## Exercise goal
With the pictures left out, copy the listing below exactly.
────────────────
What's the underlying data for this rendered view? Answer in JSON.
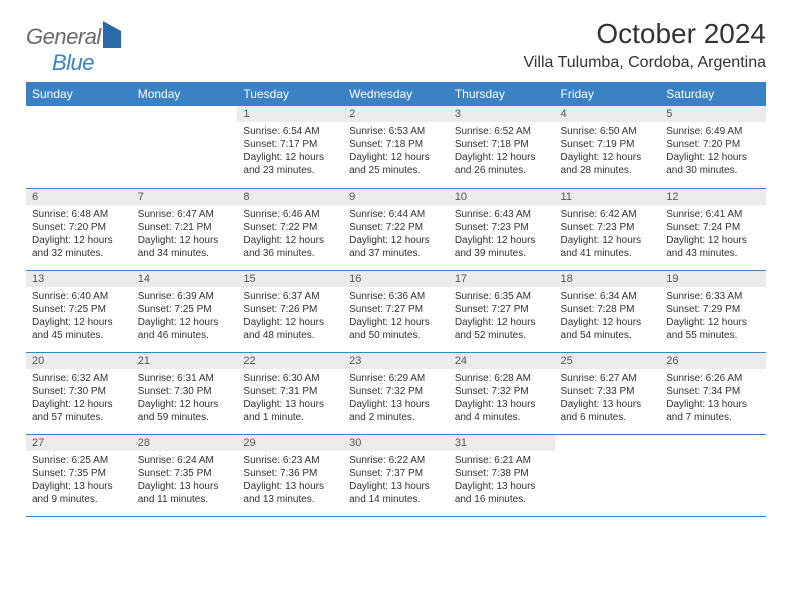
{
  "logo": {
    "text1": "General",
    "text2": "Blue"
  },
  "title": "October 2024",
  "location": "Villa Tulumba, Cordoba, Argentina",
  "colors": {
    "header_bg": "#3b82c4",
    "header_fg": "#ffffff",
    "daynum_bg": "#ececec",
    "border": "#3b82c4",
    "text": "#333333",
    "logo_gray": "#6b6b6b",
    "logo_blue": "#3b82c4"
  },
  "typography": {
    "title_fontsize": 28,
    "location_fontsize": 16,
    "header_fontsize": 12,
    "body_fontsize": 10
  },
  "weekdays": [
    "Sunday",
    "Monday",
    "Tuesday",
    "Wednesday",
    "Thursday",
    "Friday",
    "Saturday"
  ],
  "leading_blanks": 2,
  "days": [
    {
      "n": "1",
      "sunrise": "6:54 AM",
      "sunset": "7:17 PM",
      "daylight": "12 hours and 23 minutes."
    },
    {
      "n": "2",
      "sunrise": "6:53 AM",
      "sunset": "7:18 PM",
      "daylight": "12 hours and 25 minutes."
    },
    {
      "n": "3",
      "sunrise": "6:52 AM",
      "sunset": "7:18 PM",
      "daylight": "12 hours and 26 minutes."
    },
    {
      "n": "4",
      "sunrise": "6:50 AM",
      "sunset": "7:19 PM",
      "daylight": "12 hours and 28 minutes."
    },
    {
      "n": "5",
      "sunrise": "6:49 AM",
      "sunset": "7:20 PM",
      "daylight": "12 hours and 30 minutes."
    },
    {
      "n": "6",
      "sunrise": "6:48 AM",
      "sunset": "7:20 PM",
      "daylight": "12 hours and 32 minutes."
    },
    {
      "n": "7",
      "sunrise": "6:47 AM",
      "sunset": "7:21 PM",
      "daylight": "12 hours and 34 minutes."
    },
    {
      "n": "8",
      "sunrise": "6:46 AM",
      "sunset": "7:22 PM",
      "daylight": "12 hours and 36 minutes."
    },
    {
      "n": "9",
      "sunrise": "6:44 AM",
      "sunset": "7:22 PM",
      "daylight": "12 hours and 37 minutes."
    },
    {
      "n": "10",
      "sunrise": "6:43 AM",
      "sunset": "7:23 PM",
      "daylight": "12 hours and 39 minutes."
    },
    {
      "n": "11",
      "sunrise": "6:42 AM",
      "sunset": "7:23 PM",
      "daylight": "12 hours and 41 minutes."
    },
    {
      "n": "12",
      "sunrise": "6:41 AM",
      "sunset": "7:24 PM",
      "daylight": "12 hours and 43 minutes."
    },
    {
      "n": "13",
      "sunrise": "6:40 AM",
      "sunset": "7:25 PM",
      "daylight": "12 hours and 45 minutes."
    },
    {
      "n": "14",
      "sunrise": "6:39 AM",
      "sunset": "7:25 PM",
      "daylight": "12 hours and 46 minutes."
    },
    {
      "n": "15",
      "sunrise": "6:37 AM",
      "sunset": "7:26 PM",
      "daylight": "12 hours and 48 minutes."
    },
    {
      "n": "16",
      "sunrise": "6:36 AM",
      "sunset": "7:27 PM",
      "daylight": "12 hours and 50 minutes."
    },
    {
      "n": "17",
      "sunrise": "6:35 AM",
      "sunset": "7:27 PM",
      "daylight": "12 hours and 52 minutes."
    },
    {
      "n": "18",
      "sunrise": "6:34 AM",
      "sunset": "7:28 PM",
      "daylight": "12 hours and 54 minutes."
    },
    {
      "n": "19",
      "sunrise": "6:33 AM",
      "sunset": "7:29 PM",
      "daylight": "12 hours and 55 minutes."
    },
    {
      "n": "20",
      "sunrise": "6:32 AM",
      "sunset": "7:30 PM",
      "daylight": "12 hours and 57 minutes."
    },
    {
      "n": "21",
      "sunrise": "6:31 AM",
      "sunset": "7:30 PM",
      "daylight": "12 hours and 59 minutes."
    },
    {
      "n": "22",
      "sunrise": "6:30 AM",
      "sunset": "7:31 PM",
      "daylight": "13 hours and 1 minute."
    },
    {
      "n": "23",
      "sunrise": "6:29 AM",
      "sunset": "7:32 PM",
      "daylight": "13 hours and 2 minutes."
    },
    {
      "n": "24",
      "sunrise": "6:28 AM",
      "sunset": "7:32 PM",
      "daylight": "13 hours and 4 minutes."
    },
    {
      "n": "25",
      "sunrise": "6:27 AM",
      "sunset": "7:33 PM",
      "daylight": "13 hours and 6 minutes."
    },
    {
      "n": "26",
      "sunrise": "6:26 AM",
      "sunset": "7:34 PM",
      "daylight": "13 hours and 7 minutes."
    },
    {
      "n": "27",
      "sunrise": "6:25 AM",
      "sunset": "7:35 PM",
      "daylight": "13 hours and 9 minutes."
    },
    {
      "n": "28",
      "sunrise": "6:24 AM",
      "sunset": "7:35 PM",
      "daylight": "13 hours and 11 minutes."
    },
    {
      "n": "29",
      "sunrise": "6:23 AM",
      "sunset": "7:36 PM",
      "daylight": "13 hours and 13 minutes."
    },
    {
      "n": "30",
      "sunrise": "6:22 AM",
      "sunset": "7:37 PM",
      "daylight": "13 hours and 14 minutes."
    },
    {
      "n": "31",
      "sunrise": "6:21 AM",
      "sunset": "7:38 PM",
      "daylight": "13 hours and 16 minutes."
    }
  ],
  "labels": {
    "sunrise": "Sunrise:",
    "sunset": "Sunset:",
    "daylight": "Daylight:"
  }
}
────────────────
## Task answer
What's the underlying data for this rendered view? Answer in JSON.
{
  "logo": {
    "text1": "General",
    "text2": "Blue"
  },
  "title": "October 2024",
  "location": "Villa Tulumba, Cordoba, Argentina",
  "colors": {
    "header_bg": "#3b82c4",
    "header_fg": "#ffffff",
    "daynum_bg": "#ececec",
    "border": "#3b82c4",
    "text": "#333333",
    "logo_gray": "#6b6b6b",
    "logo_blue": "#3b82c4"
  },
  "typography": {
    "title_fontsize": 28,
    "location_fontsize": 16,
    "header_fontsize": 12,
    "body_fontsize": 10
  },
  "weekdays": [
    "Sunday",
    "Monday",
    "Tuesday",
    "Wednesday",
    "Thursday",
    "Friday",
    "Saturday"
  ],
  "leading_blanks": 2,
  "days": [
    {
      "n": "1",
      "sunrise": "6:54 AM",
      "sunset": "7:17 PM",
      "daylight": "12 hours and 23 minutes."
    },
    {
      "n": "2",
      "sunrise": "6:53 AM",
      "sunset": "7:18 PM",
      "daylight": "12 hours and 25 minutes."
    },
    {
      "n": "3",
      "sunrise": "6:52 AM",
      "sunset": "7:18 PM",
      "daylight": "12 hours and 26 minutes."
    },
    {
      "n": "4",
      "sunrise": "6:50 AM",
      "sunset": "7:19 PM",
      "daylight": "12 hours and 28 minutes."
    },
    {
      "n": "5",
      "sunrise": "6:49 AM",
      "sunset": "7:20 PM",
      "daylight": "12 hours and 30 minutes."
    },
    {
      "n": "6",
      "sunrise": "6:48 AM",
      "sunset": "7:20 PM",
      "daylight": "12 hours and 32 minutes."
    },
    {
      "n": "7",
      "sunrise": "6:47 AM",
      "sunset": "7:21 PM",
      "daylight": "12 hours and 34 minutes."
    },
    {
      "n": "8",
      "sunrise": "6:46 AM",
      "sunset": "7:22 PM",
      "daylight": "12 hours and 36 minutes."
    },
    {
      "n": "9",
      "sunrise": "6:44 AM",
      "sunset": "7:22 PM",
      "daylight": "12 hours and 37 minutes."
    },
    {
      "n": "10",
      "sunrise": "6:43 AM",
      "sunset": "7:23 PM",
      "daylight": "12 hours and 39 minutes."
    },
    {
      "n": "11",
      "sunrise": "6:42 AM",
      "sunset": "7:23 PM",
      "daylight": "12 hours and 41 minutes."
    },
    {
      "n": "12",
      "sunrise": "6:41 AM",
      "sunset": "7:24 PM",
      "daylight": "12 hours and 43 minutes."
    },
    {
      "n": "13",
      "sunrise": "6:40 AM",
      "sunset": "7:25 PM",
      "daylight": "12 hours and 45 minutes."
    },
    {
      "n": "14",
      "sunrise": "6:39 AM",
      "sunset": "7:25 PM",
      "daylight": "12 hours and 46 minutes."
    },
    {
      "n": "15",
      "sunrise": "6:37 AM",
      "sunset": "7:26 PM",
      "daylight": "12 hours and 48 minutes."
    },
    {
      "n": "16",
      "sunrise": "6:36 AM",
      "sunset": "7:27 PM",
      "daylight": "12 hours and 50 minutes."
    },
    {
      "n": "17",
      "sunrise": "6:35 AM",
      "sunset": "7:27 PM",
      "daylight": "12 hours and 52 minutes."
    },
    {
      "n": "18",
      "sunrise": "6:34 AM",
      "sunset": "7:28 PM",
      "daylight": "12 hours and 54 minutes."
    },
    {
      "n": "19",
      "sunrise": "6:33 AM",
      "sunset": "7:29 PM",
      "daylight": "12 hours and 55 minutes."
    },
    {
      "n": "20",
      "sunrise": "6:32 AM",
      "sunset": "7:30 PM",
      "daylight": "12 hours and 57 minutes."
    },
    {
      "n": "21",
      "sunrise": "6:31 AM",
      "sunset": "7:30 PM",
      "daylight": "12 hours and 59 minutes."
    },
    {
      "n": "22",
      "sunrise": "6:30 AM",
      "sunset": "7:31 PM",
      "daylight": "13 hours and 1 minute."
    },
    {
      "n": "23",
      "sunrise": "6:29 AM",
      "sunset": "7:32 PM",
      "daylight": "13 hours and 2 minutes."
    },
    {
      "n": "24",
      "sunrise": "6:28 AM",
      "sunset": "7:32 PM",
      "daylight": "13 hours and 4 minutes."
    },
    {
      "n": "25",
      "sunrise": "6:27 AM",
      "sunset": "7:33 PM",
      "daylight": "13 hours and 6 minutes."
    },
    {
      "n": "26",
      "sunrise": "6:26 AM",
      "sunset": "7:34 PM",
      "daylight": "13 hours and 7 minutes."
    },
    {
      "n": "27",
      "sunrise": "6:25 AM",
      "sunset": "7:35 PM",
      "daylight": "13 hours and 9 minutes."
    },
    {
      "n": "28",
      "sunrise": "6:24 AM",
      "sunset": "7:35 PM",
      "daylight": "13 hours and 11 minutes."
    },
    {
      "n": "29",
      "sunrise": "6:23 AM",
      "sunset": "7:36 PM",
      "daylight": "13 hours and 13 minutes."
    },
    {
      "n": "30",
      "sunrise": "6:22 AM",
      "sunset": "7:37 PM",
      "daylight": "13 hours and 14 minutes."
    },
    {
      "n": "31",
      "sunrise": "6:21 AM",
      "sunset": "7:38 PM",
      "daylight": "13 hours and 16 minutes."
    }
  ],
  "labels": {
    "sunrise": "Sunrise:",
    "sunset": "Sunset:",
    "daylight": "Daylight:"
  }
}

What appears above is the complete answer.